(Written instruction)
Swap every "interactable" in the listing below for "clickable" and reproduce everything else unchanged. Leave the pictures out of your answer.

(Listing)
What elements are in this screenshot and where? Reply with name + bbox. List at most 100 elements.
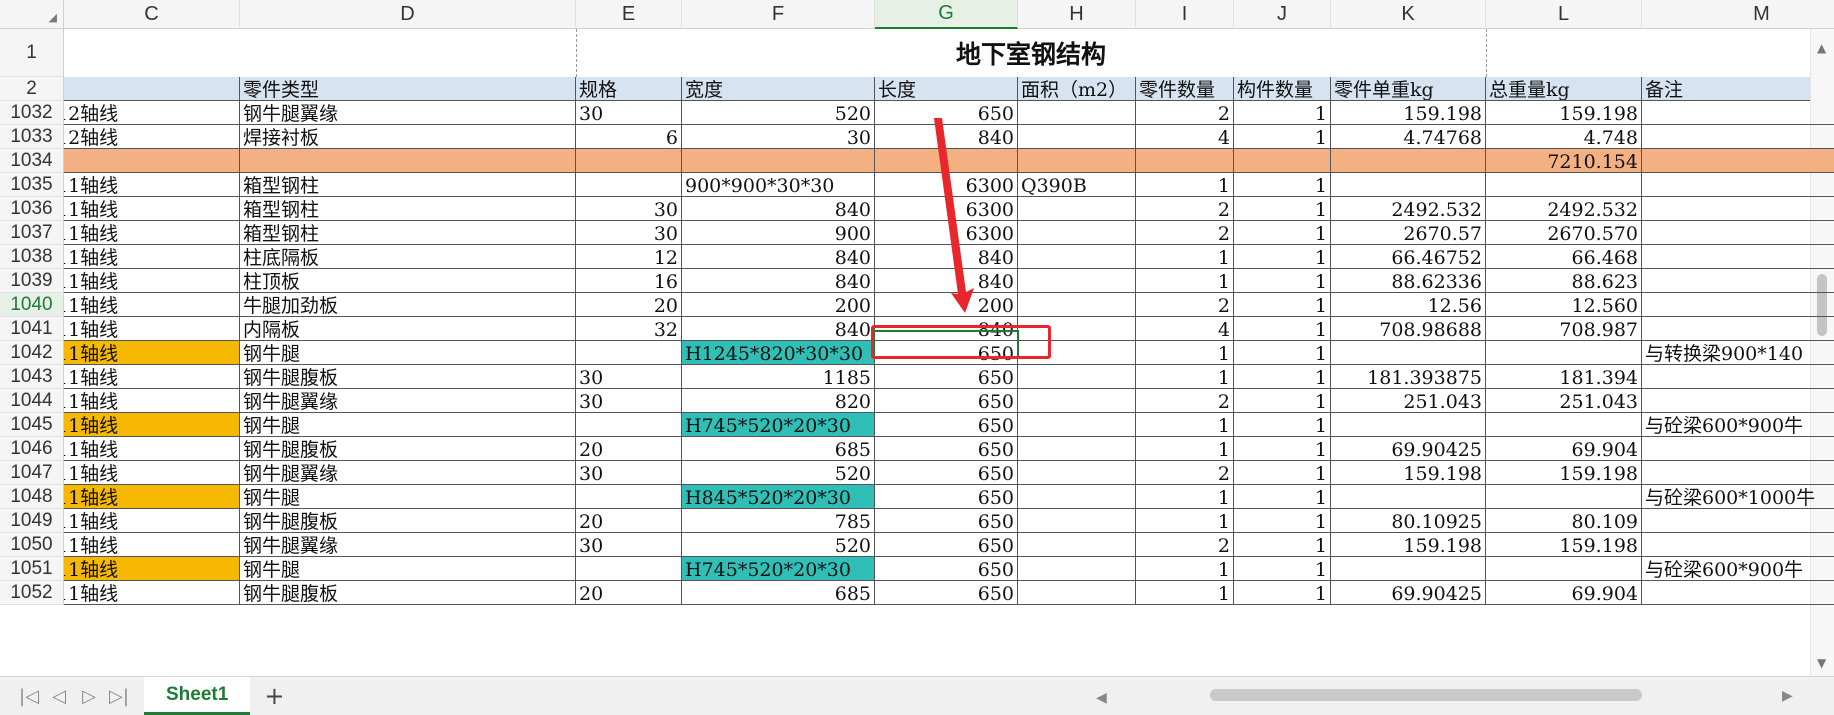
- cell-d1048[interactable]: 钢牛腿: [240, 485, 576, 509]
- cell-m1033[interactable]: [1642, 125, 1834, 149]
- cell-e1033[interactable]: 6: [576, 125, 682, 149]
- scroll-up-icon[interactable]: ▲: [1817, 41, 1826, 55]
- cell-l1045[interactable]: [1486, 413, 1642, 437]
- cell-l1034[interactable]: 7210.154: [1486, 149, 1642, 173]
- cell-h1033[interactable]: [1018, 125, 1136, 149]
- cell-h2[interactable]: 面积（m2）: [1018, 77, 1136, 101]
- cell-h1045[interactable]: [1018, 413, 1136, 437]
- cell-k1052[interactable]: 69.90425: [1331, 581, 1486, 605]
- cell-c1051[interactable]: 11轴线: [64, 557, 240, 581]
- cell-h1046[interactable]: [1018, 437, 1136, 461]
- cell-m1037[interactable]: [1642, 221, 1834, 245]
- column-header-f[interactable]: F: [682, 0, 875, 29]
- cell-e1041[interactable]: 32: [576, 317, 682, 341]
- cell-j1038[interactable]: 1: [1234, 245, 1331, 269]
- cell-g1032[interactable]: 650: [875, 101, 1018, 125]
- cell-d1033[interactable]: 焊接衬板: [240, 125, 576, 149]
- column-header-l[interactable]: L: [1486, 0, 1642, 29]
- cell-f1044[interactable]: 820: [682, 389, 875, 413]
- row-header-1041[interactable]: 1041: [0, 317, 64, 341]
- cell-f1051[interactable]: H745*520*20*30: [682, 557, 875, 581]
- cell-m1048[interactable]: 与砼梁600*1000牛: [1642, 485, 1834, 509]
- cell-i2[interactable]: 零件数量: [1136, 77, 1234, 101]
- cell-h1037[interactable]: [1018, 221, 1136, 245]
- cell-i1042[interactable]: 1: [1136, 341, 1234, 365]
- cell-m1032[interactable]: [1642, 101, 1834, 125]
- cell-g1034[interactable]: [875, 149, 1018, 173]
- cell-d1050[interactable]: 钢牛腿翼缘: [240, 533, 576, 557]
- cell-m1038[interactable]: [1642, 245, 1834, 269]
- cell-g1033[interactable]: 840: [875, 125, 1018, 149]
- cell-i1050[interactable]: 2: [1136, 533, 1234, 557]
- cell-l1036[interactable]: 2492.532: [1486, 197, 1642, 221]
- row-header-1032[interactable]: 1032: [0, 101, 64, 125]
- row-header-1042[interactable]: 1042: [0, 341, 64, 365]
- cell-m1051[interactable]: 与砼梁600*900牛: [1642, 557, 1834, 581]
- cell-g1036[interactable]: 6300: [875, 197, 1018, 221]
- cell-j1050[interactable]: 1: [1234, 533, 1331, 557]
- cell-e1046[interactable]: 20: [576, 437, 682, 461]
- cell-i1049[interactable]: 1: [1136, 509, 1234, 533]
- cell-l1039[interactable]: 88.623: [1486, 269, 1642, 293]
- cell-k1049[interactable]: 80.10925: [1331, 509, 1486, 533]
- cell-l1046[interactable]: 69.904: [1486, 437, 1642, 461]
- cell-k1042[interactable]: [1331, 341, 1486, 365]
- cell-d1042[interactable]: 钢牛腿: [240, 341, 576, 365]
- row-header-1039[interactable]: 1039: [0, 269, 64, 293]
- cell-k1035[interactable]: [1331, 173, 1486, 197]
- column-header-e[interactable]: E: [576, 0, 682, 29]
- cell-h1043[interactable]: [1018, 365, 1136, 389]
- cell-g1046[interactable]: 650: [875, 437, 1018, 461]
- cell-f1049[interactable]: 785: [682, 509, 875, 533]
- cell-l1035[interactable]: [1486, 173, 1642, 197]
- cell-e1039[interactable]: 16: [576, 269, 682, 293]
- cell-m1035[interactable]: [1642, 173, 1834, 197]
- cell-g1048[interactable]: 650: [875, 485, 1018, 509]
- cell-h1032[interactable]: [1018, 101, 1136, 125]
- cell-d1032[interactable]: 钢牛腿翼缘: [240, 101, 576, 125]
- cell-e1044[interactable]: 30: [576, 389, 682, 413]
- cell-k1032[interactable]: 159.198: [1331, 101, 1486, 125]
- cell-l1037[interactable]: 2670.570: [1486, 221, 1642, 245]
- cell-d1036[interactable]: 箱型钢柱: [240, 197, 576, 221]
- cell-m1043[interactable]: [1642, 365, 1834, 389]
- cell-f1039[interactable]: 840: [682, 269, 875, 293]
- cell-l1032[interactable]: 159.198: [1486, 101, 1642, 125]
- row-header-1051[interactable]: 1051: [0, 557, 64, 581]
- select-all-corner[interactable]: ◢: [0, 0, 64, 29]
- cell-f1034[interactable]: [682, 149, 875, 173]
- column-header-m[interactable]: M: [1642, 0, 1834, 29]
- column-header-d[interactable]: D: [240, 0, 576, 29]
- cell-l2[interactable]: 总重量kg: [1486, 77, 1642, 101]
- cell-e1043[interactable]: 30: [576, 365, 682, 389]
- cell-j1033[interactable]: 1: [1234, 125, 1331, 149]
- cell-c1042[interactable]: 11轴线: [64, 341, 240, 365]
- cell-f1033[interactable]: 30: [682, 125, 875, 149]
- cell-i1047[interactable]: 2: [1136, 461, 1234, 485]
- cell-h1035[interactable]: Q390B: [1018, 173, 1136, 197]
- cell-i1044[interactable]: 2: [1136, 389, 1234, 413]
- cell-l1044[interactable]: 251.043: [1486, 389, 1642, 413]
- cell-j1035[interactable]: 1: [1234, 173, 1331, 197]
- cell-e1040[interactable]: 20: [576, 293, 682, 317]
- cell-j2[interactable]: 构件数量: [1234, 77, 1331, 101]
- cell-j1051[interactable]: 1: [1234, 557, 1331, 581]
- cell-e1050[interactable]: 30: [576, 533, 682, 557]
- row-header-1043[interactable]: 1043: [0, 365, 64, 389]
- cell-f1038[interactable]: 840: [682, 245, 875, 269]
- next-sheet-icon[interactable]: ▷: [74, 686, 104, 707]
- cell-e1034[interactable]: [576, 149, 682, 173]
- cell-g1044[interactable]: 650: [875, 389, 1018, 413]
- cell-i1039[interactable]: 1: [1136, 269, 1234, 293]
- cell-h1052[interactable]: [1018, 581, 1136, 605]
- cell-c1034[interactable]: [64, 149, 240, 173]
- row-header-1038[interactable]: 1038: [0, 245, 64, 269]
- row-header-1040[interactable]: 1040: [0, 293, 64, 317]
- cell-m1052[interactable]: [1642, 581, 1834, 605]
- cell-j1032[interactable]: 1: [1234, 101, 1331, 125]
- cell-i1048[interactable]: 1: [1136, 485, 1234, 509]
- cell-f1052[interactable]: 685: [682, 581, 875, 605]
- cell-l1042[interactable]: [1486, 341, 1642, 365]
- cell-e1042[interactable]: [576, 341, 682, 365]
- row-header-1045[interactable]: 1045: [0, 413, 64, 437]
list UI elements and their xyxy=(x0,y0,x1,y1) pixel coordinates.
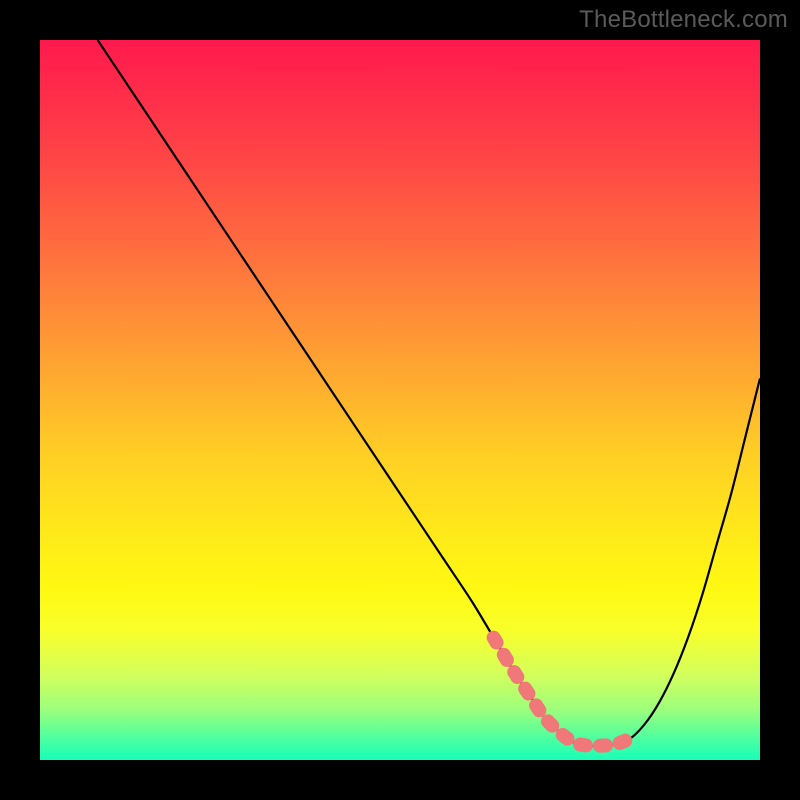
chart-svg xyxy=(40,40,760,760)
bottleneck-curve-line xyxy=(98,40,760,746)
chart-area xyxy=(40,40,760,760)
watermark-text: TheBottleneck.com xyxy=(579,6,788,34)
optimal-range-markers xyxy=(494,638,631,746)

(Finished answer)
What elements are in this screenshot and where? Reply with name + bbox. List at most 100 elements.
- cell-d1048[clickable]: 钢牛腿: [240, 485, 576, 509]
- cell-m1033[clickable]: [1642, 125, 1834, 149]
- cell-e1033[clickable]: 6: [576, 125, 682, 149]
- scroll-up-icon[clickable]: ▲: [1817, 41, 1826, 55]
- cell-l1045[clickable]: [1486, 413, 1642, 437]
- cell-l1034[clickable]: 7210.154: [1486, 149, 1642, 173]
- cell-h1033[clickable]: [1018, 125, 1136, 149]
- cell-h2[clickable]: 面积（m2）: [1018, 77, 1136, 101]
- cell-h1045[clickable]: [1018, 413, 1136, 437]
- cell-k1052[clickable]: 69.90425: [1331, 581, 1486, 605]
- cell-c1051[clickable]: 11轴线: [64, 557, 240, 581]
- cell-h1046[clickable]: [1018, 437, 1136, 461]
- cell-m1037[clickable]: [1642, 221, 1834, 245]
- column-header-f[clickable]: F: [682, 0, 875, 29]
- cell-e1041[clickable]: 32: [576, 317, 682, 341]
- cell-j1038[clickable]: 1: [1234, 245, 1331, 269]
- cell-g1032[clickable]: 650: [875, 101, 1018, 125]
- cell-d1033[clickable]: 焊接衬板: [240, 125, 576, 149]
- column-header-l[clickable]: L: [1486, 0, 1642, 29]
- cell-f1044[clickable]: 820: [682, 389, 875, 413]
- row-header-1041[clickable]: 1041: [0, 317, 64, 341]
- cell-f1051[clickable]: H745*520*20*30: [682, 557, 875, 581]
- cell-m1048[clickable]: 与砼梁600*1000牛: [1642, 485, 1834, 509]
- cell-i2[clickable]: 零件数量: [1136, 77, 1234, 101]
- cell-h1037[clickable]: [1018, 221, 1136, 245]
- cell-i1042[clickable]: 1: [1136, 341, 1234, 365]
- cell-m1032[clickable]: [1642, 101, 1834, 125]
- cell-g1034[clickable]: [875, 149, 1018, 173]
- cell-d1050[clickable]: 钢牛腿翼缘: [240, 533, 576, 557]
- cell-m1038[clickable]: [1642, 245, 1834, 269]
- cell-g1033[clickable]: 840: [875, 125, 1018, 149]
- cell-i1050[clickable]: 2: [1136, 533, 1234, 557]
- cell-l1036[clickable]: 2492.532: [1486, 197, 1642, 221]
- row-header-1032[clickable]: 1032: [0, 101, 64, 125]
- row-header-1042[clickable]: 1042: [0, 341, 64, 365]
- cell-m1051[clickable]: 与砼梁600*900牛: [1642, 557, 1834, 581]
- cell-g1036[clickable]: 6300: [875, 197, 1018, 221]
- cell-j1050[clickable]: 1: [1234, 533, 1331, 557]
- cell-e1046[clickable]: 20: [576, 437, 682, 461]
- cell-i1049[clickable]: 1: [1136, 509, 1234, 533]
- cell-l1039[clickable]: 88.623: [1486, 269, 1642, 293]
- cell-k1049[clickable]: 80.10925: [1331, 509, 1486, 533]
- cell-l1046[clickable]: 69.904: [1486, 437, 1642, 461]
- cell-k1042[clickable]: [1331, 341, 1486, 365]
- cell-d1042[clickable]: 钢牛腿: [240, 341, 576, 365]
- row-header-1039[clickable]: 1039: [0, 269, 64, 293]
- cell-k1035[clickable]: [1331, 173, 1486, 197]
- column-header-e[clickable]: E: [576, 0, 682, 29]
- cell-h1043[clickable]: [1018, 365, 1136, 389]
- cell-g1046[clickable]: 650: [875, 437, 1018, 461]
- cell-f1049[clickable]: 785: [682, 509, 875, 533]
- cell-l1035[clickable]: [1486, 173, 1642, 197]
- cell-e1039[clickable]: 16: [576, 269, 682, 293]
- cell-m1035[clickable]: [1642, 173, 1834, 197]
- cell-g1048[clickable]: 650: [875, 485, 1018, 509]
- cell-h1032[clickable]: [1018, 101, 1136, 125]
- cell-d1032[clickable]: 钢牛腿翼缘: [240, 101, 576, 125]
- cell-e1044[clickable]: 30: [576, 389, 682, 413]
- cell-k1032[clickable]: 159.198: [1331, 101, 1486, 125]
- cell-l1037[clickable]: 2670.570: [1486, 221, 1642, 245]
- cell-d1036[clickable]: 箱型钢柱: [240, 197, 576, 221]
- cell-m1043[clickable]: [1642, 365, 1834, 389]
- cell-f1039[clickable]: 840: [682, 269, 875, 293]
- cell-l1032[clickable]: 159.198: [1486, 101, 1642, 125]
- row-header-1051[clickable]: 1051: [0, 557, 64, 581]
- select-all-corner[clickable]: ◢: [0, 0, 64, 29]
- cell-f1034[clickable]: [682, 149, 875, 173]
- column-header-m[clickable]: M: [1642, 0, 1834, 29]
- column-header-d[clickable]: D: [240, 0, 576, 29]
- cell-l2[clickable]: 总重量kg: [1486, 77, 1642, 101]
- cell-e1043[clickable]: 30: [576, 365, 682, 389]
- cell-j1033[clickable]: 1: [1234, 125, 1331, 149]
- cell-c1042[clickable]: 11轴线: [64, 341, 240, 365]
- cell-f1033[clickable]: 30: [682, 125, 875, 149]
- cell-i1047[clickable]: 2: [1136, 461, 1234, 485]
- cell-h1035[clickable]: Q390B: [1018, 173, 1136, 197]
- cell-i1044[clickable]: 2: [1136, 389, 1234, 413]
- cell-l1044[clickable]: 251.043: [1486, 389, 1642, 413]
- cell-j1035[clickable]: 1: [1234, 173, 1331, 197]
- cell-e1040[clickable]: 20: [576, 293, 682, 317]
- cell-j2[clickable]: 构件数量: [1234, 77, 1331, 101]
- cell-j1051[clickable]: 1: [1234, 557, 1331, 581]
- cell-e1050[clickable]: 30: [576, 533, 682, 557]
- row-header-1043[clickable]: 1043: [0, 365, 64, 389]
- cell-f1038[clickable]: 840: [682, 245, 875, 269]
- next-sheet-icon[clickable]: ▷: [74, 686, 104, 707]
- cell-e1034[clickable]: [576, 149, 682, 173]
- cell-g1044[clickable]: 650: [875, 389, 1018, 413]
- cell-i1039[clickable]: 1: [1136, 269, 1234, 293]
- cell-h1052[clickable]: [1018, 581, 1136, 605]
- cell-c1034[clickable]: [64, 149, 240, 173]
- row-header-1038[clickable]: 1038: [0, 245, 64, 269]
- row-header-1040[clickable]: 1040: [0, 293, 64, 317]
- cell-m1052[clickable]: [1642, 581, 1834, 605]
- cell-j1032[clickable]: 1: [1234, 101, 1331, 125]
- cell-i1048[clickable]: 1: [1136, 485, 1234, 509]
- cell-f1052[clickable]: 685: [682, 581, 875, 605]
- cell-l1042[clickable]: [1486, 341, 1642, 365]
- cell-e1042[clickable]: [576, 341, 682, 365]
- row-header-1045[clickable]: 1045: [0, 413, 64, 437]
list UI elements and their xyxy=(x0,y0,x1,y1) pixel coordinates.
chart-svg xyxy=(40,40,760,760)
bottleneck-curve-line xyxy=(98,40,760,746)
chart-area xyxy=(40,40,760,760)
watermark-text: TheBottleneck.com xyxy=(579,6,788,34)
optimal-range-markers xyxy=(494,638,631,746)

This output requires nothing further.